Return all of the entries word for word, but omit the pictures they contain.

» Dataset records
····················

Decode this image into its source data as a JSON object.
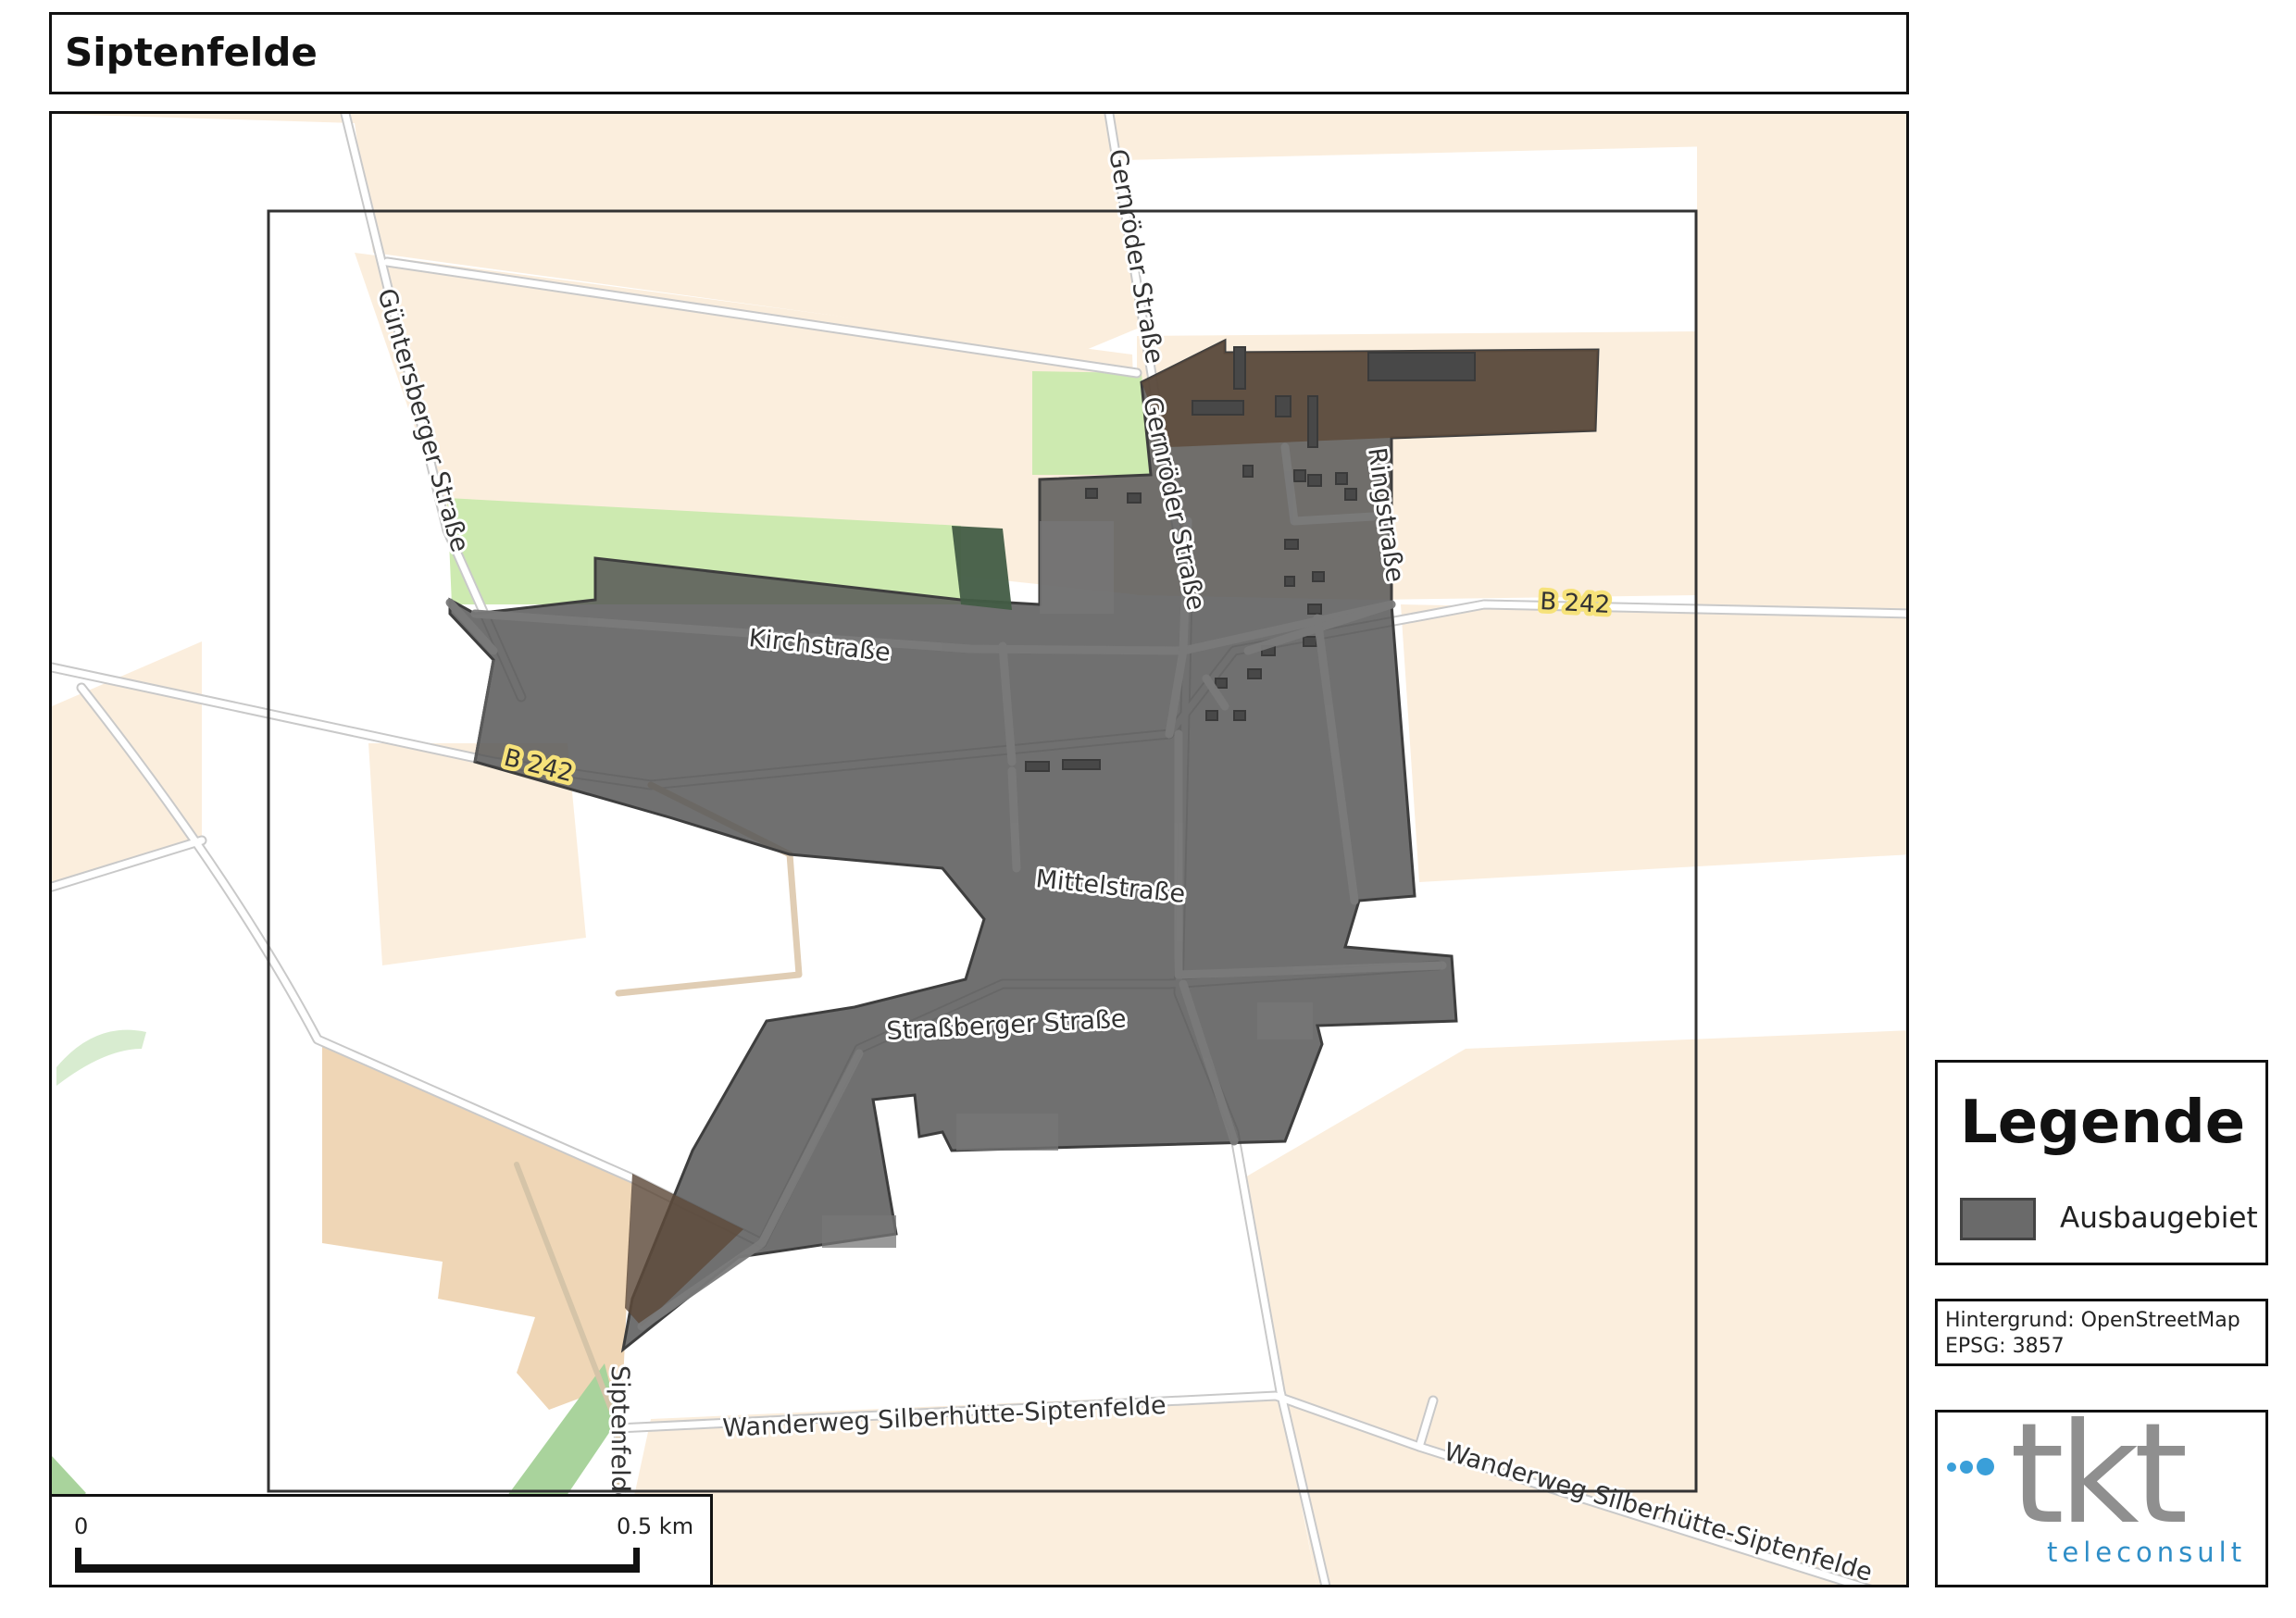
{
  "map": {
    "title": "Siptenfelde",
    "streets": {
      "guentersberger": "Güntersberger Straße",
      "gernroeder_north": "Gernröder Straße",
      "gernroeder_south": "Gernröder Straße",
      "ring": "Ringstraße",
      "b242_east": "B 242",
      "b242_west": "B 242",
      "kirch": "Kirchstraße",
      "mittel": "Mittelstraße",
      "strassberger": "Straßberger Straße",
      "siptenfelde": "Siptenfelde",
      "wanderweg_west": "Wanderweg Silberhütte-Siptenfelde",
      "wanderweg_east": "Wanderweg Silberhütte-Siptenfelde"
    },
    "colors": {
      "farmland": "#fbeedd",
      "grass": "#cdeab0",
      "forest": "#a9d39c",
      "brownfield": "#efd6b6",
      "road": "#ffffff",
      "road_casing": "#c8c8c8",
      "area_fill": "#555555",
      "shield": "#f6e27a"
    }
  },
  "scale": {
    "start_label": "0",
    "end_label": "0.5 km"
  },
  "legend": {
    "title": "Legende",
    "entry_label": "Ausbaugebiet",
    "entry_color": "#6a6a6a"
  },
  "source": {
    "background": "Hintergrund: OpenStreetMap",
    "crs": "EPSG: 3857"
  },
  "logo": {
    "brand": "tkt",
    "subtitle": "teleconsult",
    "accent_color": "#3a9fd9"
  }
}
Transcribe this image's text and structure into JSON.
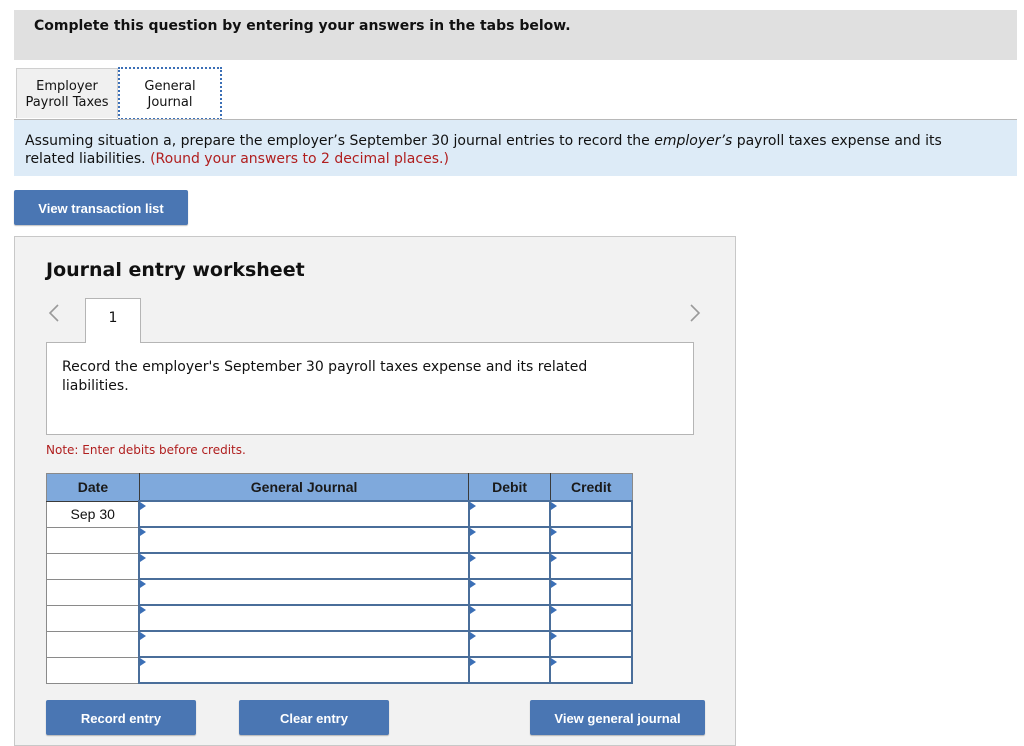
{
  "banner": {
    "text": "Complete this question by entering your answers in the tabs below."
  },
  "tabs": [
    {
      "label_line1": "Employer",
      "label_line2": "Payroll Taxes",
      "active": false
    },
    {
      "label_line1": "General",
      "label_line2": "Journal",
      "active": true
    }
  ],
  "instructions": {
    "part1": "Assuming situation a, prepare the employer’s September 30 journal entries to record the ",
    "italic": "employer’s",
    "part2": " payroll taxes expense and its related liabilities. ",
    "red_note": "(Round your answers to 2 decimal places.)"
  },
  "buttons": {
    "view_transaction_list": "View transaction list",
    "record_entry": "Record entry",
    "clear_entry": "Clear entry",
    "view_general_journal": "View general journal"
  },
  "worksheet": {
    "title": "Journal entry worksheet",
    "prev_icon": "chevron-left",
    "next_icon": "chevron-right",
    "current_step": "1",
    "step_description": "Record the employer's September 30 payroll taxes expense and its related liabilities.",
    "note": "Note: Enter debits before credits."
  },
  "journal": {
    "headers": {
      "date": "Date",
      "general_journal": "General Journal",
      "debit": "Debit",
      "credit": "Credit"
    },
    "rows": [
      {
        "date": "Sep 30",
        "account": "",
        "debit": "",
        "credit": ""
      },
      {
        "date": "",
        "account": "",
        "debit": "",
        "credit": ""
      },
      {
        "date": "",
        "account": "",
        "debit": "",
        "credit": ""
      },
      {
        "date": "",
        "account": "",
        "debit": "",
        "credit": ""
      },
      {
        "date": "",
        "account": "",
        "debit": "",
        "credit": ""
      },
      {
        "date": "",
        "account": "",
        "debit": "",
        "credit": ""
      },
      {
        "date": "",
        "account": "",
        "debit": "",
        "credit": ""
      }
    ]
  },
  "colors": {
    "accent_button": "#4a76b3",
    "header_blue": "#7fa9dc",
    "instruction_bg": "#ddebf7",
    "note_red": "#b01e1e"
  }
}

····················

» Exercise response
Decode this image into its source data as a JSON object.
{
  "map": {
    "title": "Siptenfelde",
    "streets": {
      "guentersberger": "Güntersberger Straße",
      "gernroeder_north": "Gernröder Straße",
      "gernroeder_south": "Gernröder Straße",
      "ring": "Ringstraße",
      "b242_east": "B 242",
      "b242_west": "B 242",
      "kirch": "Kirchstraße",
      "mittel": "Mittelstraße",
      "strassberger": "Straßberger Straße",
      "siptenfelde": "Siptenfelde",
      "wanderweg_west": "Wanderweg Silberhütte-Siptenfelde",
      "wanderweg_east": "Wanderweg Silberhütte-Siptenfelde"
    },
    "colors": {
      "farmland": "#fbeedd",
      "grass": "#cdeab0",
      "forest": "#a9d39c",
      "brownfield": "#efd6b6",
      "road": "#ffffff",
      "road_casing": "#c8c8c8",
      "area_fill": "#555555",
      "shield": "#f6e27a"
    }
  },
  "scale": {
    "start_label": "0",
    "end_label": "0.5 km"
  },
  "legend": {
    "title": "Legende",
    "entry_label": "Ausbaugebiet",
    "entry_color": "#6a6a6a"
  },
  "source": {
    "background": "Hintergrund: OpenStreetMap",
    "crs": "EPSG: 3857"
  },
  "logo": {
    "brand": "tkt",
    "subtitle": "teleconsult",
    "accent_color": "#3a9fd9"
  }
}
Transcribe this image's text and structure into JSON.
{
  "banner": {
    "text": "Complete this question by entering your answers in the tabs below."
  },
  "tabs": [
    {
      "label_line1": "Employer",
      "label_line2": "Payroll Taxes",
      "active": false
    },
    {
      "label_line1": "General",
      "label_line2": "Journal",
      "active": true
    }
  ],
  "instructions": {
    "part1": "Assuming situation a, prepare the employer’s September 30 journal entries to record the ",
    "italic": "employer’s",
    "part2": " payroll taxes expense and its related liabilities. ",
    "red_note": "(Round your answers to 2 decimal places.)"
  },
  "buttons": {
    "view_transaction_list": "View transaction list",
    "record_entry": "Record entry",
    "clear_entry": "Clear entry",
    "view_general_journal": "View general journal"
  },
  "worksheet": {
    "title": "Journal entry worksheet",
    "prev_icon": "chevron-left",
    "next_icon": "chevron-right",
    "current_step": "1",
    "step_description": "Record the employer's September 30 payroll taxes expense and its related liabilities.",
    "note": "Note: Enter debits before credits."
  },
  "journal": {
    "headers": {
      "date": "Date",
      "general_journal": "General Journal",
      "debit": "Debit",
      "credit": "Credit"
    },
    "rows": [
      {
        "date": "Sep 30",
        "account": "",
        "debit": "",
        "credit": ""
      },
      {
        "date": "",
        "account": "",
        "debit": "",
        "credit": ""
      },
      {
        "date": "",
        "account": "",
        "debit": "",
        "credit": ""
      },
      {
        "date": "",
        "account": "",
        "debit": "",
        "credit": ""
      },
      {
        "date": "",
        "account": "",
        "debit": "",
        "credit": ""
      },
      {
        "date": "",
        "account": "",
        "debit": "",
        "credit": ""
      },
      {
        "date": "",
        "account": "",
        "debit": "",
        "credit": ""
      }
    ]
  },
  "colors": {
    "accent_button": "#4a76b3",
    "header_blue": "#7fa9dc",
    "instruction_bg": "#ddebf7",
    "note_red": "#b01e1e"
  }
}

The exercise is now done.